#### The exercise
Print every entry, word for word, and skip the images.

>> BEGIN Extracted data

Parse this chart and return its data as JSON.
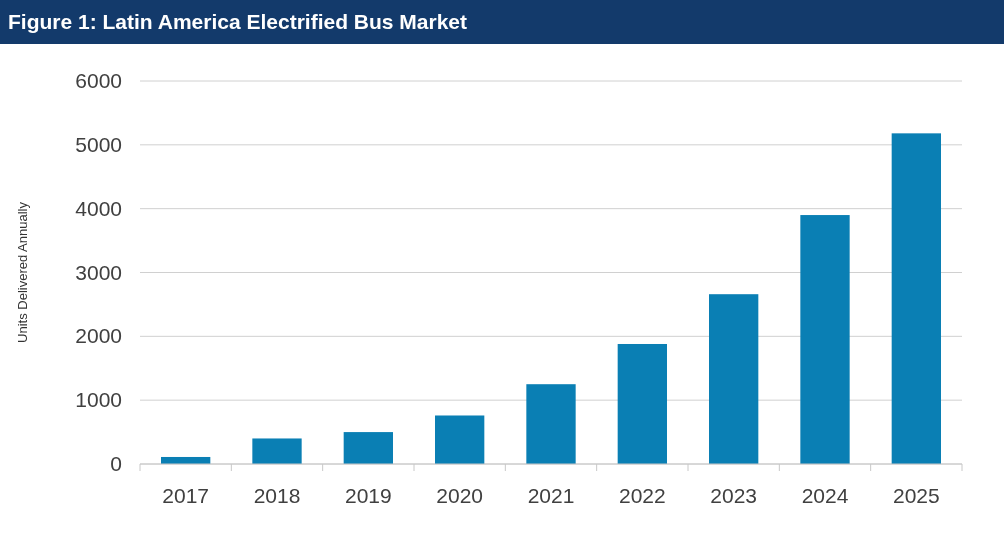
{
  "chart_data": {
    "type": "bar",
    "title": "Figure 1: Latin America Electrified Bus Market",
    "ylabel": "Units Delivered Annually",
    "categories": [
      "2017",
      "2018",
      "2019",
      "2020",
      "2021",
      "2022",
      "2023",
      "2024",
      "2025"
    ],
    "values": [
      110,
      400,
      500,
      760,
      1250,
      1880,
      2660,
      3900,
      5180
    ],
    "color": "#0a7fb4",
    "ylim": [
      0,
      6000
    ],
    "yticks": [
      0,
      1000,
      2000,
      3000,
      4000,
      5000,
      6000
    ],
    "grid": "y"
  }
}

>> END Extracted data

#### Result
Parse this chart and return its data as JSON.
{
  "chart_data": {
    "type": "bar",
    "title": "Figure 1: Latin America Electrified Bus Market",
    "ylabel": "Units Delivered Annually",
    "categories": [
      "2017",
      "2018",
      "2019",
      "2020",
      "2021",
      "2022",
      "2023",
      "2024",
      "2025"
    ],
    "values": [
      110,
      400,
      500,
      760,
      1250,
      1880,
      2660,
      3900,
      5180
    ],
    "color": "#0a7fb4",
    "ylim": [
      0,
      6000
    ],
    "yticks": [
      0,
      1000,
      2000,
      3000,
      4000,
      5000,
      6000
    ],
    "grid": "y"
  }
}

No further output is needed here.